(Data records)
________________________
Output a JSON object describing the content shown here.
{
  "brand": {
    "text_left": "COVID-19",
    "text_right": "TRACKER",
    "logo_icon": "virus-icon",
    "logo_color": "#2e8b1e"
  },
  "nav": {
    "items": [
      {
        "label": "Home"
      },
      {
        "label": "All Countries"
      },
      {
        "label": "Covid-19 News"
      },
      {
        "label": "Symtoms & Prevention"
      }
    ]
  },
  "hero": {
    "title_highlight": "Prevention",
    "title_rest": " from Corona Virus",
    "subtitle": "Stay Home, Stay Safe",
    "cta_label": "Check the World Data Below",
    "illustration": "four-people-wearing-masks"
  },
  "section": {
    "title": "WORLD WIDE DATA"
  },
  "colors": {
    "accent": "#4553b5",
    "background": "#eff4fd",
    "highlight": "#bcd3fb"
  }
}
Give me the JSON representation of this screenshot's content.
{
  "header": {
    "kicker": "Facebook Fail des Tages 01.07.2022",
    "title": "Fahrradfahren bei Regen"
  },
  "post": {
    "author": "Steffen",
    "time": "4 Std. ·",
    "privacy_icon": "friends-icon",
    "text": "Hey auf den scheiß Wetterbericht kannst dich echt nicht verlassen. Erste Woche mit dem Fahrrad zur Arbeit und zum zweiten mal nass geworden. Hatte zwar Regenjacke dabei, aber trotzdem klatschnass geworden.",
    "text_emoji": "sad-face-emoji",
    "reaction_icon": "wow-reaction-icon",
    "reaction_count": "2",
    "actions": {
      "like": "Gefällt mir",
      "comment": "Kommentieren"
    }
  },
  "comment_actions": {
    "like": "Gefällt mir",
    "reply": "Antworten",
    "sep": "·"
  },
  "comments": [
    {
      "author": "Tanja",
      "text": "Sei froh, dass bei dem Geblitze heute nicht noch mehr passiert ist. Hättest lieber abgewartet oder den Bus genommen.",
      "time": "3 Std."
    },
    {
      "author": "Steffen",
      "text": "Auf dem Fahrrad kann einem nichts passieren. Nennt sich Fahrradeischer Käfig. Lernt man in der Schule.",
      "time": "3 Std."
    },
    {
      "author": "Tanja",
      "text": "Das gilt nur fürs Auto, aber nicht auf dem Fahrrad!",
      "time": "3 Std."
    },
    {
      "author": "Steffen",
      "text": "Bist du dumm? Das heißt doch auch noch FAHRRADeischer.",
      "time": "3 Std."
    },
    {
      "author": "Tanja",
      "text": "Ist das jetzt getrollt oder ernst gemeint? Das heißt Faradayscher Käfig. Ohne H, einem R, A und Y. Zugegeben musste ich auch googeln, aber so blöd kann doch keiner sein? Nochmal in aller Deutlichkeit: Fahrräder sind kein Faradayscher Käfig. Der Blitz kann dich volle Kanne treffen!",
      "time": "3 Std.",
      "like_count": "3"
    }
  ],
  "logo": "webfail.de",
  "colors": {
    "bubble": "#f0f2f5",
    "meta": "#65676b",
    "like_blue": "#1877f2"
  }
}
________________________
#### Your task
In the entries above, count each line that holds "oder". Give the total and nothing else.

#### Finished exercise
2